[Source records]
::::

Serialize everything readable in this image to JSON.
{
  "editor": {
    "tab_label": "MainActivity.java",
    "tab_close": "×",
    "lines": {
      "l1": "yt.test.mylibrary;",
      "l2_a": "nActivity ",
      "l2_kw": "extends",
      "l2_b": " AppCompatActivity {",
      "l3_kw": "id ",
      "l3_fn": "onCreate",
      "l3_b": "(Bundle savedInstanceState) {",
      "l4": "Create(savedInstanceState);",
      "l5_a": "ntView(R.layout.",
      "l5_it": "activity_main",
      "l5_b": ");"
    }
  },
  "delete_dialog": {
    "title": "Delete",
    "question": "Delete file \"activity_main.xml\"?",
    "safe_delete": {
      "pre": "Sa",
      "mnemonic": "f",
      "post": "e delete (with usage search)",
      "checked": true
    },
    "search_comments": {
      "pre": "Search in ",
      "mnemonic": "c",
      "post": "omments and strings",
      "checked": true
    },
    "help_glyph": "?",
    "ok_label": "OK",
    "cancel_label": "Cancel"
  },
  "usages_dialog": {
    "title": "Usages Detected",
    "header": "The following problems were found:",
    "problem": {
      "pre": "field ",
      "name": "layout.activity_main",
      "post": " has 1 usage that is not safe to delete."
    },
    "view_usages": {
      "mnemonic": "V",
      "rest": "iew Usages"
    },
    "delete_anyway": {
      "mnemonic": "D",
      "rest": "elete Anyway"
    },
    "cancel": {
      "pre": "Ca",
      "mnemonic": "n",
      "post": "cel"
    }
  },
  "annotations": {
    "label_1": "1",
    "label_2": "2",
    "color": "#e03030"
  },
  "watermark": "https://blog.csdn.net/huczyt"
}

::::

Extract the listing in its entirety and repeat it exactly.

→ ANSWER TO THE PROBLEM
Serialize everything readable in this image to JSON.
{
  "editor": {
    "tab_label": "MainActivity.java",
    "tab_close": "×",
    "lines": {
      "l1": "yt.test.mylibrary;",
      "l2_a": "nActivity ",
      "l2_kw": "extends",
      "l2_b": " AppCompatActivity {",
      "l3_kw": "id ",
      "l3_fn": "onCreate",
      "l3_b": "(Bundle savedInstanceState) {",
      "l4": "Create(savedInstanceState);",
      "l5_a": "ntView(R.layout.",
      "l5_it": "activity_main",
      "l5_b": ");"
    }
  },
  "delete_dialog": {
    "title": "Delete",
    "question": "Delete file \"activity_main.xml\"?",
    "safe_delete": {
      "pre": "Sa",
      "mnemonic": "f",
      "post": "e delete (with usage search)",
      "checked": true
    },
    "search_comments": {
      "pre": "Search in ",
      "mnemonic": "c",
      "post": "omments and strings",
      "checked": true
    },
    "help_glyph": "?",
    "ok_label": "OK",
    "cancel_label": "Cancel"
  },
  "usages_dialog": {
    "title": "Usages Detected",
    "header": "The following problems were found:",
    "problem": {
      "pre": "field ",
      "name": "layout.activity_main",
      "post": " has 1 usage that is not safe to delete."
    },
    "view_usages": {
      "mnemonic": "V",
      "rest": "iew Usages"
    },
    "delete_anyway": {
      "mnemonic": "D",
      "rest": "elete Anyway"
    },
    "cancel": {
      "pre": "Ca",
      "mnemonic": "n",
      "post": "cel"
    }
  },
  "annotations": {
    "label_1": "1",
    "label_2": "2",
    "color": "#e03030"
  },
  "watermark": "https://blog.csdn.net/huczyt"
}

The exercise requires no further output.